> [AVAILABLE DATA]
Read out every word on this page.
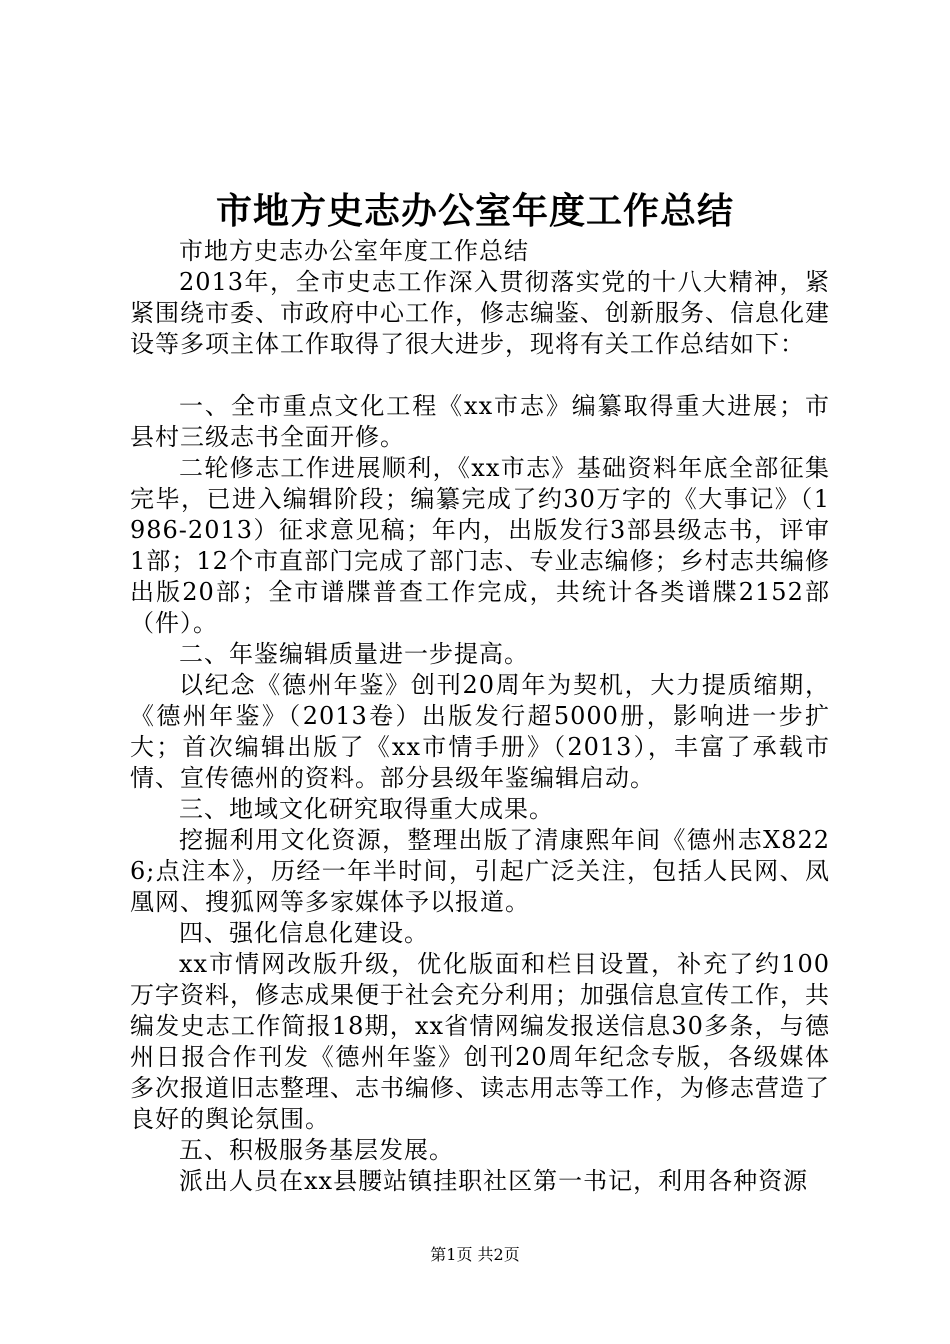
市地方史志办公室年度工作总结

市地方史志办公室年度工作总结

2013年，全市史志工作深入贯彻落实党的十八大精神，紧紧围绕市委、市政府中心工作，修志编鉴、创新服务、信息化建设等多项主体工作取得了很大进步，现将有关工作总结如下：

一、全市重点文化工程《xx市志》编纂取得重大进展；市县村三级志书全面开修。

二轮修志工作进展顺利，《xx市志》基础资料年底全部征集完毕，已进入编辑阶段；编纂完成了约30万字的《大事记》（1986-2013）征求意见稿；年内，出版发行3部县级志书，评审1部；12个市直部门完成了部门志、专业志编修；乡村志共编修出版20部；全市谱牒普查工作完成，共统计各类谱牒2152部（件）。

二、年鉴编辑质量进一步提高。

以纪念《德州年鉴》创刊20周年为契机，大力提质缩期，《德州年鉴》（2013卷）出版发行超5000册，影响进一步扩大；首次编辑出版了《xx市情手册》（2013），丰富了承载市情、宣传德州的资料。部分县级年鉴编辑启动。

三、地域文化研究取得重大成果。

挖掘利用文化资源，整理出版了清康熙年间《德州志X8226;点注本》，历经一年半时间，引起广泛关注，包括人民网、凤凰网、搜狐网等多家媒体予以报道。

四、强化信息化建设。

xx市情网改版升级，优化版面和栏目设置，补充了约100万字资料，修志成果便于社会充分利用；加强信息宣传工作，共编发史志工作简报18期，xx省情网编发报送信息30多条，与德州日报合作刊发《德州年鉴》创刊20周年纪念专版，各级媒体多次报道旧志整理、志书编修、读志用志等工作，为修志营造了良好的舆论氛围。

五、积极服务基层发展。

派出人员在xx县腰站镇挂职社区第一书记，利用各种资源

第1页 共2页
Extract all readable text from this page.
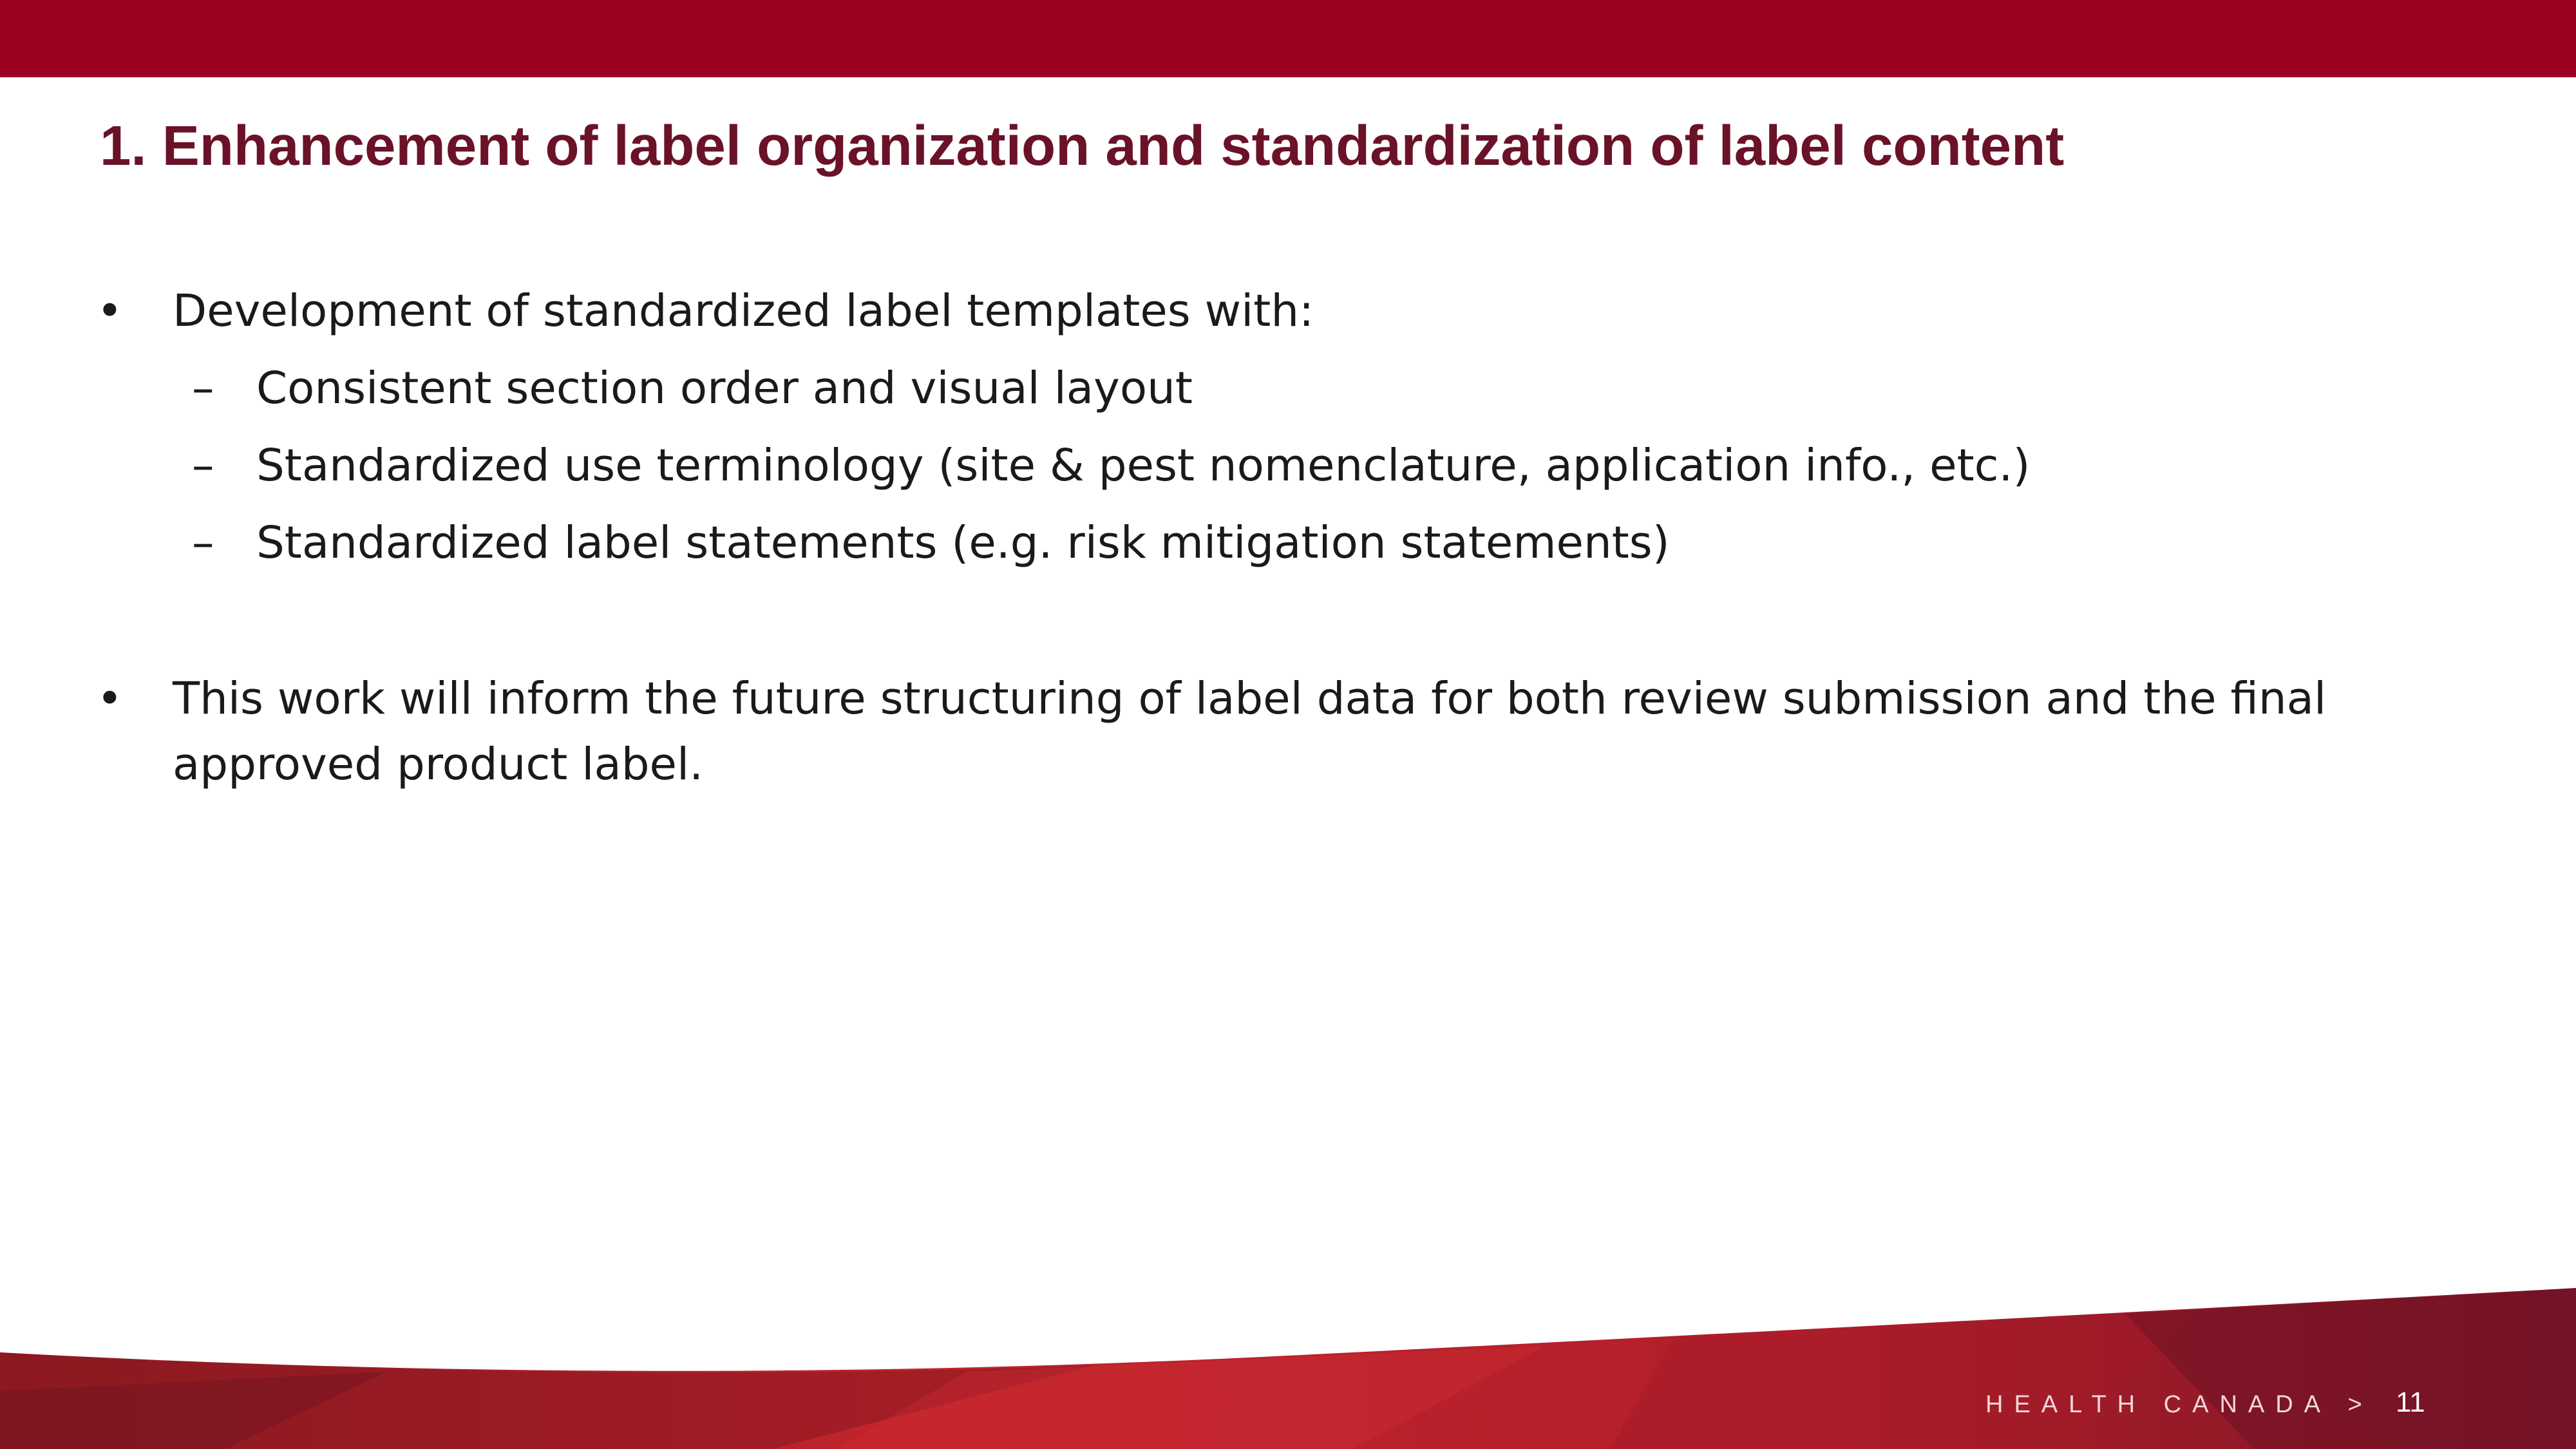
1. Enhancement of label organization and standardization of label content
• Development of standardized label templates with:
– Consistent section order and visual layout
– Standardized use terminology (site & pest nomenclature, application info., etc.)
– Standardized label statements (e.g. risk mitigation statements)
• This work will inform the future structuring of label data for both review submission and the final
approved product label.
HEALTH CANADA > 11
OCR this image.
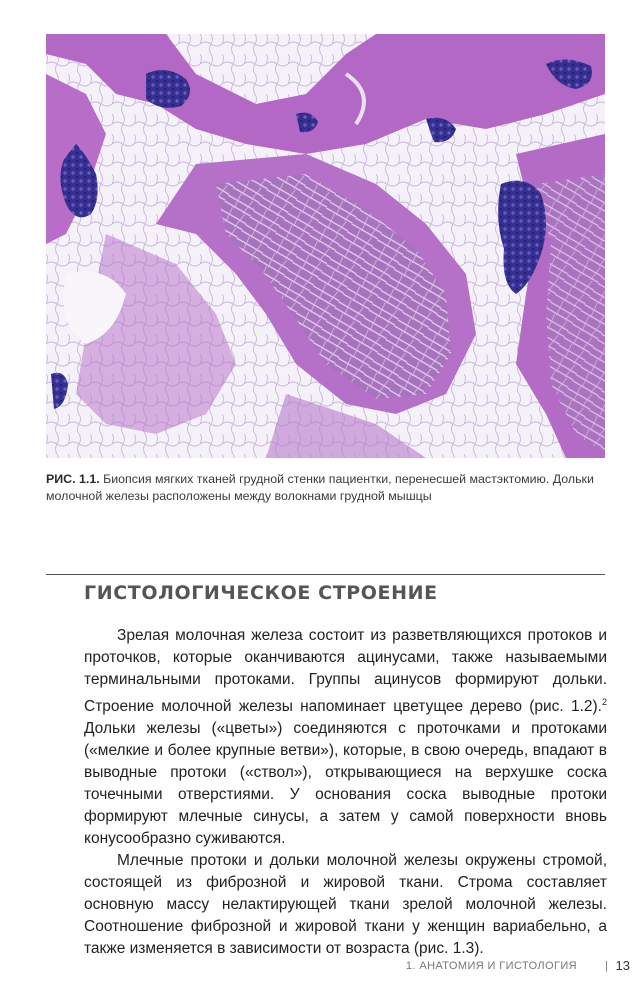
РИС. 1.1. Биопсия мягких тканей грудной стенки пациентки, перенесшей мастэктомию. Дольки молочной железы расположены между волокнами грудной мышцы
ГИСТОЛОГИЧЕСКОЕ СТРОЕНИЕ

Зрелая молочная железа состоит из разветвляющихся протоков и проточков, которые оканчиваются ацинусами, также называемыми терминальными протоками. Группы ацинусов формируют дольки. Строение молочной железы напоминает цветущее дерево (рис. 1.2).$^2$ Дольки железы («цветы») соединяются с проточками и протоками («мелкие и более крупные ветви»), которые, в свою очередь, впадают в выводные протоки («ствол»), открывающиеся на верхушке соска точечными отверстиями. У основания соска выводные протоки формируют млечные синусы, а затем у самой поверхности вновь конусообразно суживаются.

Млечные протоки и дольки молочной железы окружены стромой, состоящей из фиброзной и жировой ткани. Строма составляет основную массу нелактирующей ткани зрелой молочной железы. Соотношение фиброзной и жировой ткани у женщин вариабельно, а также изменяется в зависимости от возраста (рис. 1.3).

1. АНАТОМИЯ И ГИСТОЛОГИЯ	| 13
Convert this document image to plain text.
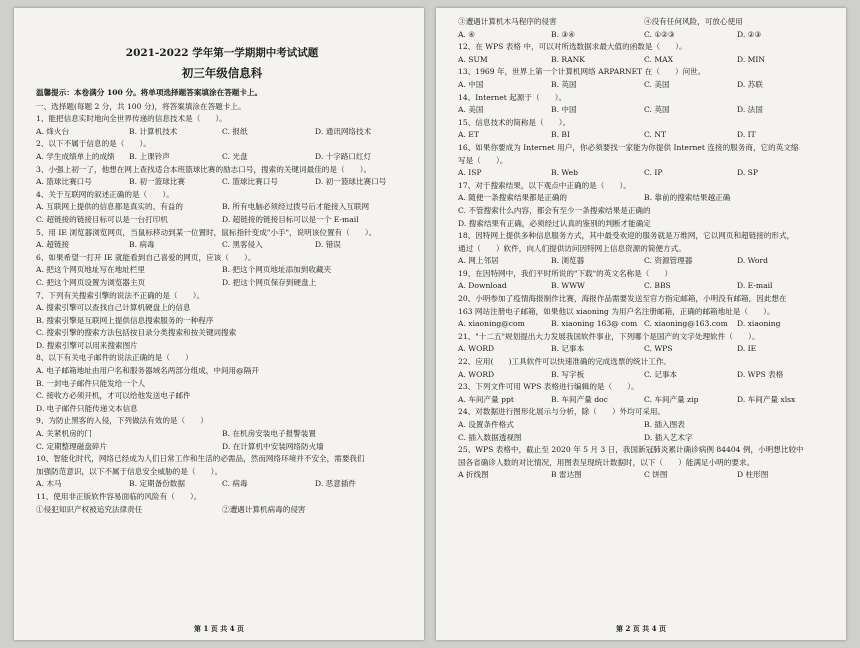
2021-2022 学年第一学期期中考试试题
初三年级信息科
温馨提示：本卷满分 100 分。将单项选择题答案填涂在答题卡上。
一、选择题(每题 2 分，共 100 分)，将答案填涂在答题卡上。
1、能把信息实时地向全世界传递的信息技术是（　　）。
A. 烽火台	B. 计算机技术	C. 报纸	D. 通讯网络技术
2、以下不属于信息的是（　　）。
A. 学生成绩单上的成绩	B. 上课铃声	C. 光盘	D. 十字路口红灯
3、小强上初一了，他想在网上查找适合本班篮球比赛的励志口号，搜索的关键词最佳的是（　　）。
A. 篮球比赛口号	B. 初一篮球比赛	C. 篮球比赛口号	D. 初一篮球比赛口号
4、关于互联网的叙述正确的是（　　）。
A. 互联网上提供的信息都是真实的、有益的	B. 所有电脑必须经过拨号后才能接入互联网
C. 超链接的链接目标可以是一台打印机	D. 超链接的链接目标可以是一个 E-mail
5、用 IE 浏览器浏览网页，当鼠标移动到某一位置时，鼠标指针变成"小手"，说明该位置有（　　）。
A. 超链接	B. 病毒	C. 黑客侵入	D. 错误
6、如果希望一打开 IE 就能看到自己喜爱的网页，应该（　　）。
A. 把这个网页地址写在地址栏里	B. 把这个网页地址添加到收藏夹
C. 把这个网页设置为浏览器主页	D. 把这个网页保存到硬盘上
7、下列有关搜索引擎的说法不正确的是（　　）。
A. 搜索引擎可以查找自己计算机硬盘上的信息
B. 搜索引擎是互联网上提供信息搜索服务的一种程序
C. 搜索引擎的搜索方法包括按目录分类搜索和按关键词搜索
D. 搜索引擎可以用来搜索图片
8、以下有关电子邮件的说法正确的是（　　）
A. 电子邮箱地址由用户名和服务器域名两部分组成，中间用@隔开
B. 一封电子邮件只能发给一个人
C. 接收方必须开机，才可以给他发送电子邮件
D. 电子邮件只能传递文本信息
9、为防止黑客的入侵，下列做法有效的是（　　）
A. 关紧机房的门	B. 在机房安装电子报警装置
C. 定期整理磁盘碎片	D. 在计算机中安装网络防火墙
10、智能化时代，网络已经成为人们日常工作和生活的必需品，然而网络环境并不安全，需要我们
加强防范意识，以下不属于信息安全威胁的是（　　）。
A. 木马	B. 定期备份数据	C. 病毒	D. 恶意插件
11、使用非正版软件容易面临的风险有（　　）。
①侵犯知识产权被追究法律责任	②遭遇计算机病毒的侵害
第 1 页 共 4 页
③遭遇计算机木马程序的侵害	④没有任何风险，可放心使用
A. ④	B. ③④	C. ①②③	D. ②③
12、在 WPS 表格 中，可以对所选数据求最大值的函数是（　　）。
A. SUM	B. RANK	C. MAX	D. MIN
13、1969 年，世界上第一个计算机网络 ARPARNET 在（　　）问世。
A. 中国	B. 英国	C. 美国	D. 苏联
14、Internet 起源于（　　）。
A. 美国	B. 中国	C. 英国	D. 法国
15、信息技术的简称是（　　）。
A. ET	B. BI	C. NT	D. IT
16、如果你要成为 Internet 用户，你必须要找一家能为你提供 Internet 连接的服务商，它的英文缩
写是（　　）。
A. ISP	B. Web	C. IP	D. SP
17、对于搜索结果，以下观点中正确的是（　　）。
A. 随便一条搜索结果都是正确的	B. 靠前的搜索结果越正确
C. 不管搜索什么内容，都会有至少一条搜索结果是正确的
D. 搜索结果有正确，必须经过认真的鉴别的判断才能确定
18、因特网上提供多种信息服务方式，其中最受欢迎的服务就是万维网，它以网页和超链接的形式，
通过（　　）软件，向人们提供访问因特网上信息资源的简便方式。
A. 网上邻居	B. 浏览器	C. 资源管理器	D. Word
19、在因特网中，我们平时所说的"下载"的英文名称是（　　）
A. Download	B. WWW	C. BBS	D. E-mail
20、小明参加了疫情海报制作比赛，海报作品需要发送至官方指定邮箱，小明没有邮箱，因此想在
163 网站注册电子邮箱，如果他以 xiaoning 为用户名注册邮箱，正确的邮箱地址是（　　）。
A. xiaoning@com	B. xiaoning 163@ com C. xiaoning@163.com	D. xiaoning
21、"十二五"规划提出大力发展我国软件事业，下列哪个是国产的文字处理软件（　　）。
A. WORD	B. 记事本	C. WPS	D. IE
22、应用(　　)工具软件可以快速准确的完成选票的统计工作。
A. WORD	B. 写字板	C. 记事本	D. WPS 表格
23、下列文件可用 WPS 表格进行编辑的是（　　）。
A. 车间产量 ppt	B. 车间产量 doc	C. 车间产量 zip	D. 车间产量 xlsx
24、对数据进行图形化展示与分析，除（　　）外均可采用。
A. 设置条件格式	B. 插入图表
C. 插入数据透视图	D. 插入艺术字
25、WPS 表格中，截止至 2020 年 5 月 3 日，我国新冠肺炎累计确诊病例 84404 例，小明想比较中
国各省确诊人数的对比情况，用图表呈现统计数据时，以下（　　）能满足小明的要求。
A 折线图	B 雷达图	C 饼图	D 柱形图
第 2 页 共 4 页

> [GIVEN REQUEST]
Tally up the lines in the records containing the word "xx市志", then give the count and nothing else.

> [THE RESULT]
2